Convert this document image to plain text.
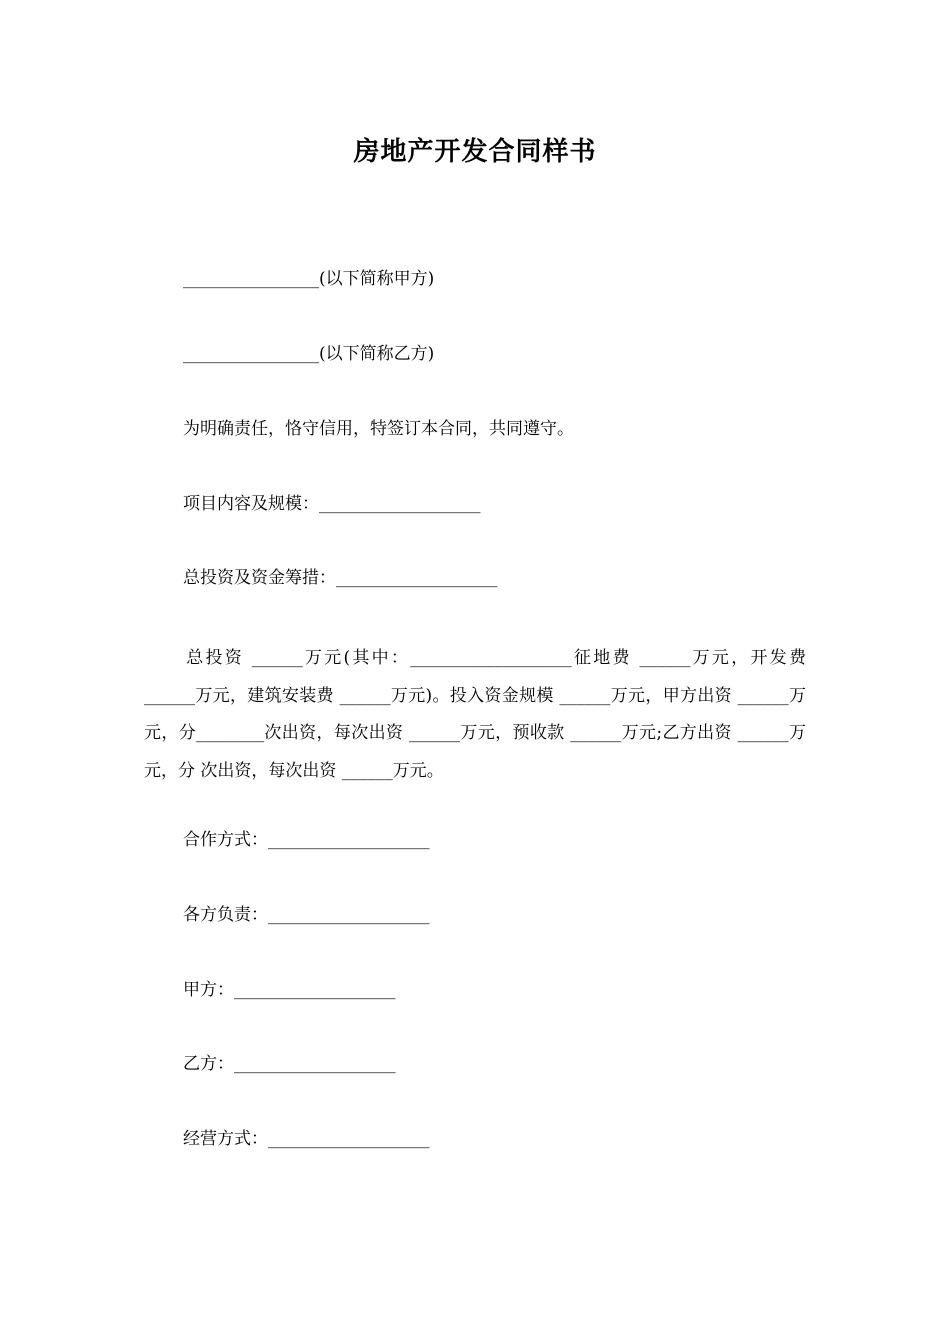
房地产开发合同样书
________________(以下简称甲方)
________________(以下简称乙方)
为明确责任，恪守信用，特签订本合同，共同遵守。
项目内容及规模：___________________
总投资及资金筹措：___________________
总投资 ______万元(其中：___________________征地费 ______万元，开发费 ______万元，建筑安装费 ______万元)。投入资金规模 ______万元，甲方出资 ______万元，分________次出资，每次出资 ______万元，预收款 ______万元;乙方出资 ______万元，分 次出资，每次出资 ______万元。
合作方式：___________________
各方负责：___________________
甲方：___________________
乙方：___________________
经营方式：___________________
——
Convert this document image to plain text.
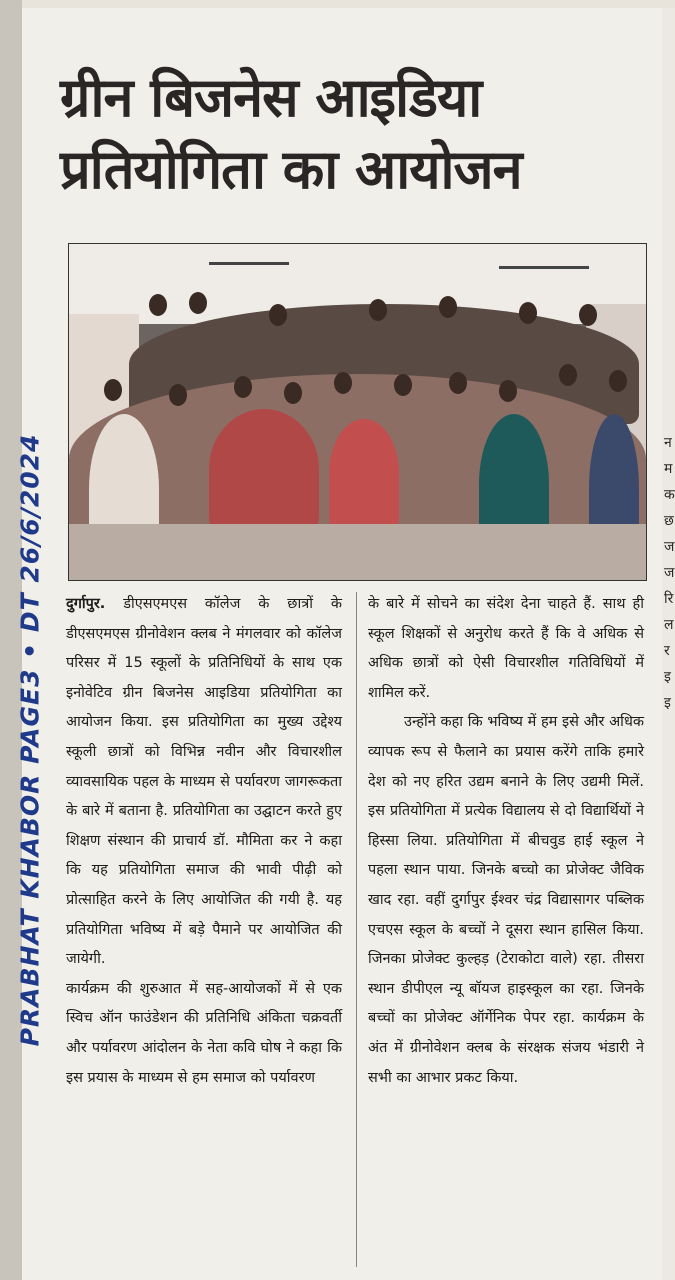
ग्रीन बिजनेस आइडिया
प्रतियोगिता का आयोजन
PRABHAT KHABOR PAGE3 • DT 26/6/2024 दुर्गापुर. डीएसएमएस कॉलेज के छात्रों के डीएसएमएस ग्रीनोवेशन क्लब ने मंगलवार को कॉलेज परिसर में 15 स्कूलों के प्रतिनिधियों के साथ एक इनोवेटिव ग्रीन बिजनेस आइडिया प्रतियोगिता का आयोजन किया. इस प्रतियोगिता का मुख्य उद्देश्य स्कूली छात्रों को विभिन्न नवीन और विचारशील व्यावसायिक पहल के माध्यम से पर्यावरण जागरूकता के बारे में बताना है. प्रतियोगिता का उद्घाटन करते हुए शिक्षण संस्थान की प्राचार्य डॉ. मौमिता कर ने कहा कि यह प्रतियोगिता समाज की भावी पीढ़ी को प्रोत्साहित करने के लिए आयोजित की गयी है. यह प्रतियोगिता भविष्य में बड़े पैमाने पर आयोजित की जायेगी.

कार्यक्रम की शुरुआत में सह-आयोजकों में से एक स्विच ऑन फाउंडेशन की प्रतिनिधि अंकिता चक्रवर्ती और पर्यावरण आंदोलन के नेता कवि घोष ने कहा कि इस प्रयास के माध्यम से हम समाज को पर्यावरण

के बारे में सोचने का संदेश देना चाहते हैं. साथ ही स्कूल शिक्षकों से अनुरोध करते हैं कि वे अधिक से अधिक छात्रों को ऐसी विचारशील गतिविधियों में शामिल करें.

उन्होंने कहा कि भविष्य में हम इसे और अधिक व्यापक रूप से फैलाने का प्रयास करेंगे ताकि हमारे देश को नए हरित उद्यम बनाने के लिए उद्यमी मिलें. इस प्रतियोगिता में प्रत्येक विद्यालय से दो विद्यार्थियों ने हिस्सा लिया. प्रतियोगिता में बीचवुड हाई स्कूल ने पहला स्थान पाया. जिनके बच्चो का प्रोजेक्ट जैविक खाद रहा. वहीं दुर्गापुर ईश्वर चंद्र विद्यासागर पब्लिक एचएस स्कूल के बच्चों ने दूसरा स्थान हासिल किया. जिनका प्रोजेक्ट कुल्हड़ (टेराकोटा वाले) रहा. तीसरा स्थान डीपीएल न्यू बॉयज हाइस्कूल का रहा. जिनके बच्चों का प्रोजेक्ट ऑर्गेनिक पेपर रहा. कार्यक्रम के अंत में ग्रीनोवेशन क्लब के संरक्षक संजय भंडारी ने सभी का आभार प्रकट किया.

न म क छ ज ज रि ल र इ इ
——
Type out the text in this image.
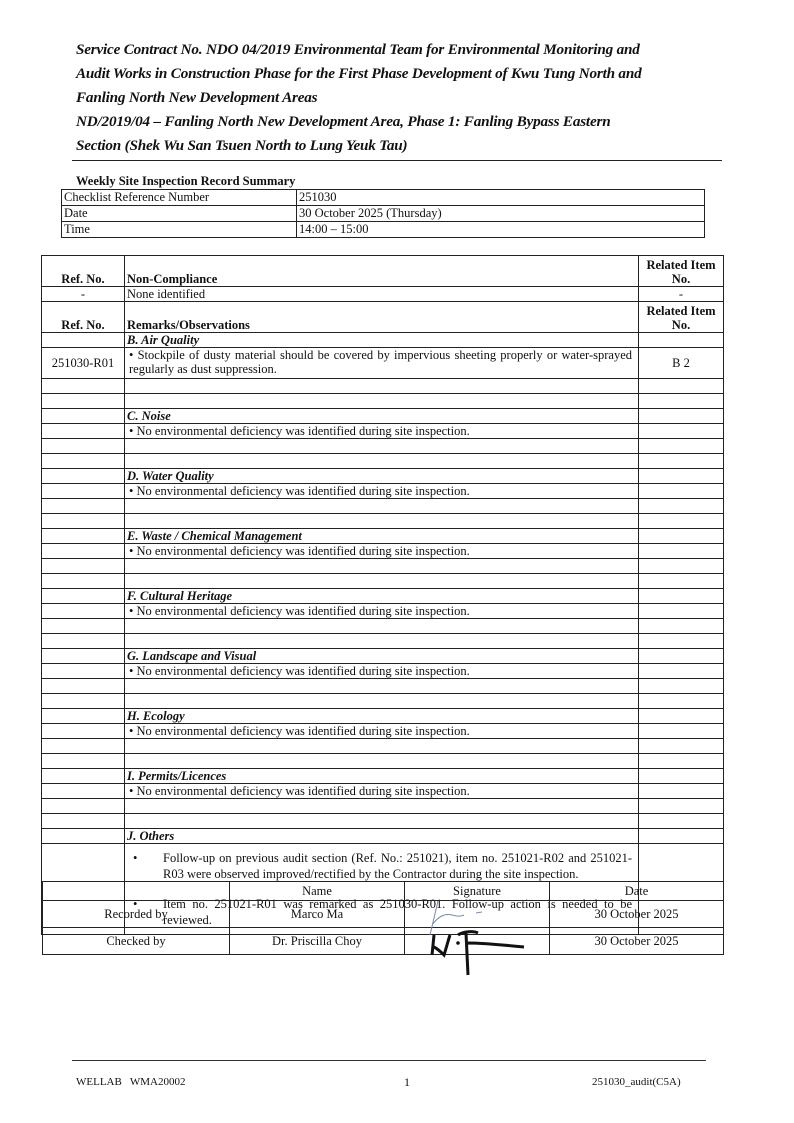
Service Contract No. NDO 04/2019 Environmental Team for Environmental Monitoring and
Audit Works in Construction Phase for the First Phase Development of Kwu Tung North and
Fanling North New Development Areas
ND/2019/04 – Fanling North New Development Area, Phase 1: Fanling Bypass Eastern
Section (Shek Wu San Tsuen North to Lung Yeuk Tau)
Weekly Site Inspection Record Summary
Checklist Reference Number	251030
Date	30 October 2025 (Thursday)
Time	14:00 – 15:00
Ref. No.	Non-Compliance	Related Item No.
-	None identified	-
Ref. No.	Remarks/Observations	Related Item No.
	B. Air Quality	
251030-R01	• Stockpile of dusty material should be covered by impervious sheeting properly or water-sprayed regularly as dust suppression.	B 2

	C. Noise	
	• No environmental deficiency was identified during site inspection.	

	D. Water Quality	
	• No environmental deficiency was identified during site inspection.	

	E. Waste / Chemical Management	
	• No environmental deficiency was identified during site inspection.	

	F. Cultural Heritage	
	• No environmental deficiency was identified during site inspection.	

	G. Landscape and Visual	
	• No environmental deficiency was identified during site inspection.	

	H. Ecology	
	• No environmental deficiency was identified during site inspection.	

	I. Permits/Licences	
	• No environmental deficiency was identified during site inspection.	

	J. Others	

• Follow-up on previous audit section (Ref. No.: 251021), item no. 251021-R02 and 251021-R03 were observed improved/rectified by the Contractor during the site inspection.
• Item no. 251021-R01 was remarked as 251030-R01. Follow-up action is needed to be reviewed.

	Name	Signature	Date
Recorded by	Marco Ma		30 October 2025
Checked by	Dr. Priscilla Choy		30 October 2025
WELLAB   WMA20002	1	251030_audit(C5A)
——
Your objective: Within the records, how many lines include "Development"? The answer is the number and nothing else.

Response to the task: 3